Task requirements:
Work through the entries below and report how many lines include "Victorian". The number alone is the answer.

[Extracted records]
* start *
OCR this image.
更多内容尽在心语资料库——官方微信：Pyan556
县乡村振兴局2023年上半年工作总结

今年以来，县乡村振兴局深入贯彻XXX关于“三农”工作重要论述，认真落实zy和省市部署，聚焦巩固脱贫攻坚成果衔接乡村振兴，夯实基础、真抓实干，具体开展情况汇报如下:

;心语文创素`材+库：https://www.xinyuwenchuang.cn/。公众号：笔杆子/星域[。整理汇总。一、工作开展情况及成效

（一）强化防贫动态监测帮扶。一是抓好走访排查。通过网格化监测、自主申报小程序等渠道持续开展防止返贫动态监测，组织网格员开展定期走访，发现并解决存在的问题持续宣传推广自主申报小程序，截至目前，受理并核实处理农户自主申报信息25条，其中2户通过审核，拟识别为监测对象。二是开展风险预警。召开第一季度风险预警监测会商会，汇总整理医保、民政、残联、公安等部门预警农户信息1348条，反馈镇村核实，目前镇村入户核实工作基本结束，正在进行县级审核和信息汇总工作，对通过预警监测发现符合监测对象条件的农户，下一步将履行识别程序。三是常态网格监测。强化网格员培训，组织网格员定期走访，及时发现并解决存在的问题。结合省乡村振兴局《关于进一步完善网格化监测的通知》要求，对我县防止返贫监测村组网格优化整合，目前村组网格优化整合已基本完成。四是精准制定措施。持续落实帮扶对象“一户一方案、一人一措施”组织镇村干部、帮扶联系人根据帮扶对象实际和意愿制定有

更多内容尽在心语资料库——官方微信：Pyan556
* end *
* start *
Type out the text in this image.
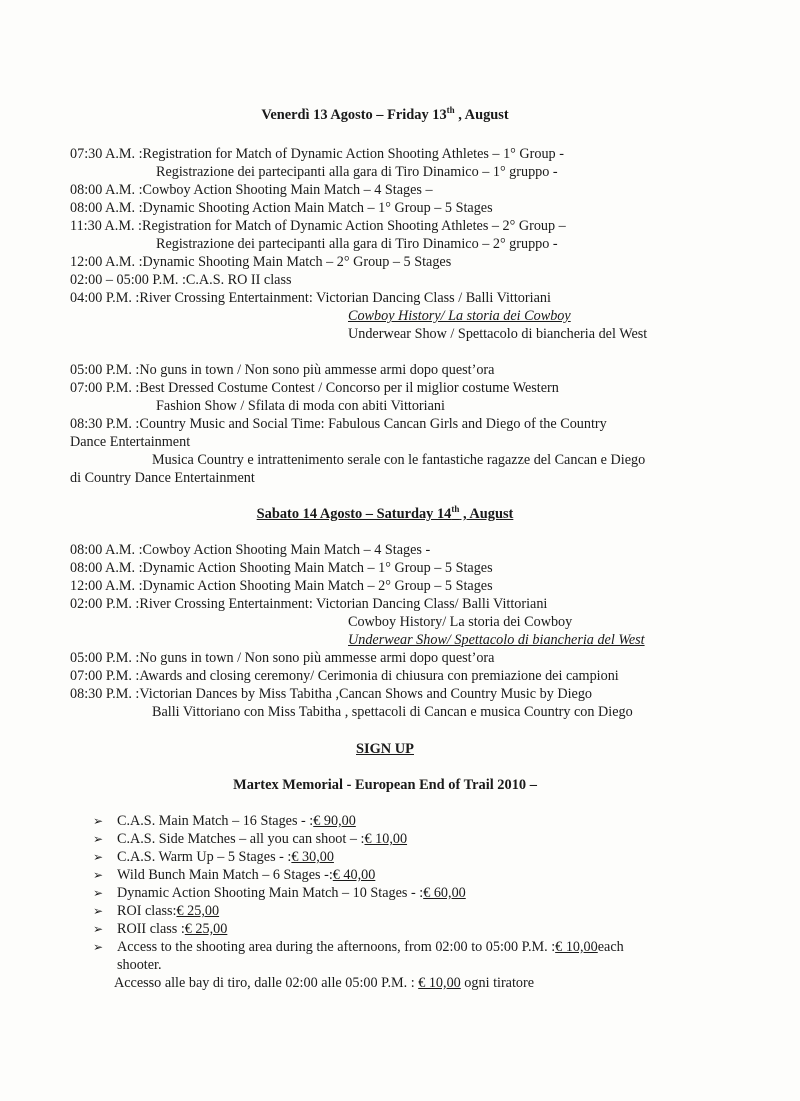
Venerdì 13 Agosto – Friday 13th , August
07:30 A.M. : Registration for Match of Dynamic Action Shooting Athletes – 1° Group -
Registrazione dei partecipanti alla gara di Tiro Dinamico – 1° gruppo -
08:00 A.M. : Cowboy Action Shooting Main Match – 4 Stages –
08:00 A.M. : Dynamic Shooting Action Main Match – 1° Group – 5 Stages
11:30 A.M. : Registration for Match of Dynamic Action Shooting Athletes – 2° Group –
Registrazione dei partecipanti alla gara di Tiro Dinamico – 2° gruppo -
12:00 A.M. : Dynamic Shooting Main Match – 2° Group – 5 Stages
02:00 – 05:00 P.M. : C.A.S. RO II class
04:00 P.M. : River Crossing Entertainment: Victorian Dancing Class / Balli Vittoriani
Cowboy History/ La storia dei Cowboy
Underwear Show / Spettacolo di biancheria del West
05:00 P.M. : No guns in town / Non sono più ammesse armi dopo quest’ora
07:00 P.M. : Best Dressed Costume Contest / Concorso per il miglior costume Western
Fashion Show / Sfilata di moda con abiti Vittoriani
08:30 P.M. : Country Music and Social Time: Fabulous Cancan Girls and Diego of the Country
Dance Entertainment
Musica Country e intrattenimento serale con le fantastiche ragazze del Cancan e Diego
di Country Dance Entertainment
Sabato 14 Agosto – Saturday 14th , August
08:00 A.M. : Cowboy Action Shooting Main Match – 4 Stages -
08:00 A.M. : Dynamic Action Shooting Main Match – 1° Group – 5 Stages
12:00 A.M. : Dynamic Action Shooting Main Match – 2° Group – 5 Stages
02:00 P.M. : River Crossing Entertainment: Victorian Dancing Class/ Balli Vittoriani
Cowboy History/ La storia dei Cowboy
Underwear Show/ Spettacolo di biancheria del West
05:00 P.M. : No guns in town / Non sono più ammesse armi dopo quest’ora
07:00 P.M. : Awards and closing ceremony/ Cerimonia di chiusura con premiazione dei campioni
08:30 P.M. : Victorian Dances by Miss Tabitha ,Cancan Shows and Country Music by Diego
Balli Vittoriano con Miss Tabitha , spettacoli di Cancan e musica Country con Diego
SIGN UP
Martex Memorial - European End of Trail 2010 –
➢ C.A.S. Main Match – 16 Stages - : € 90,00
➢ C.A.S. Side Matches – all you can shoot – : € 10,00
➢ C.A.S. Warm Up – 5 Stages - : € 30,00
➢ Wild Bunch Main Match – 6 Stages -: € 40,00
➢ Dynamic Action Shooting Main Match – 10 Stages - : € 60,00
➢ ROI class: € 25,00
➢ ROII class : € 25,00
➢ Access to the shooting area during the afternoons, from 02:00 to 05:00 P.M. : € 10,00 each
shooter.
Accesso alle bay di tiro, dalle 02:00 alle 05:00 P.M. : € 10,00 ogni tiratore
* end *
Full solution:
3